Exercise instructions —
Write out the records that appear below, verbatim and complete, but without pictures.

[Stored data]
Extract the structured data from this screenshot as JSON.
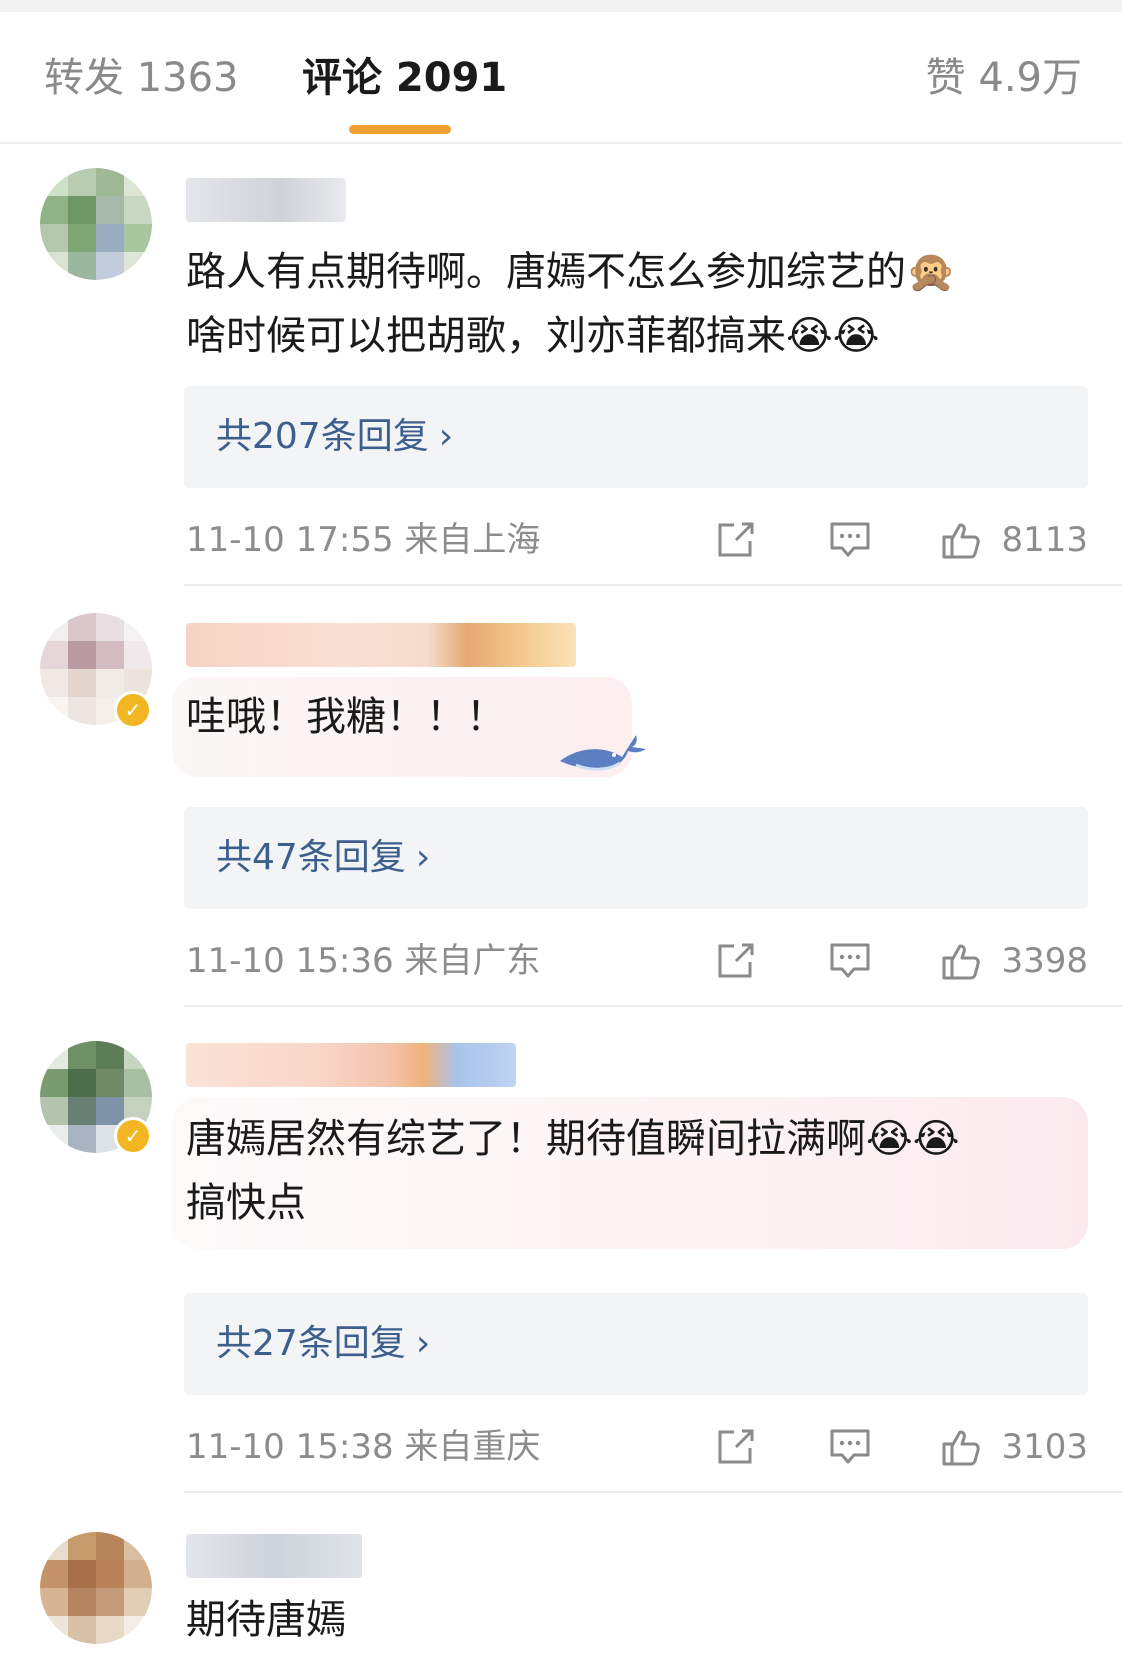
{
  "tabs": {
    "repost_label": "转发 1363",
    "comments_label": "评论 2091",
    "likes_label": "赞 4.9万",
    "active_color": "#f0a030"
  },
  "comments": [
    {
      "text_line1": "路人有点期待啊。唐嫣不怎么参加综艺的🙊",
      "text_line2": "啥时候可以把胡歌，刘亦菲都搞来😭😭",
      "replies_label": "共207条回复",
      "time": "11-10 17:55",
      "location": "来自上海",
      "likes": "8113"
    },
    {
      "text_line1": "哇哦！我糖！！！",
      "text_line2": "",
      "replies_label": "共47条回复",
      "time": "11-10 15:36",
      "location": "来自广东",
      "likes": "3398",
      "verified": true
    },
    {
      "text_line1": "唐嫣居然有综艺了！期待值瞬间拉满啊😭😭",
      "text_line2": "搞快点",
      "replies_label": "共27条回复",
      "time": "11-10 15:38",
      "location": "来自重庆",
      "likes": "3103",
      "verified": true
    },
    {
      "text_line1": "期待唐嫣"
    }
  ],
  "icons": {
    "share": "share-icon",
    "reply": "comment-icon",
    "like": "thumbs-up-icon",
    "chevron": "chevron-right-icon"
  },
  "chevron_glyph": "›"
}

Solution to the exercise —
Extract the structured data from this screenshot as JSON.
{
  "tabs": {
    "repost_label": "转发 1363",
    "comments_label": "评论 2091",
    "likes_label": "赞 4.9万",
    "active_color": "#f0a030"
  },
  "comments": [
    {
      "text_line1": "路人有点期待啊。唐嫣不怎么参加综艺的🙊",
      "text_line2": "啥时候可以把胡歌，刘亦菲都搞来😭😭",
      "replies_label": "共207条回复",
      "time": "11-10 17:55",
      "location": "来自上海",
      "likes": "8113"
    },
    {
      "text_line1": "哇哦！我糖！！！",
      "text_line2": "",
      "replies_label": "共47条回复",
      "time": "11-10 15:36",
      "location": "来自广东",
      "likes": "3398",
      "verified": true
    },
    {
      "text_line1": "唐嫣居然有综艺了！期待值瞬间拉满啊😭😭",
      "text_line2": "搞快点",
      "replies_label": "共27条回复",
      "time": "11-10 15:38",
      "location": "来自重庆",
      "likes": "3103",
      "verified": true
    },
    {
      "text_line1": "期待唐嫣"
    }
  ],
  "icons": {
    "share": "share-icon",
    "reply": "comment-icon",
    "like": "thumbs-up-icon",
    "chevron": "chevron-right-icon"
  },
  "chevron_glyph": "›"
}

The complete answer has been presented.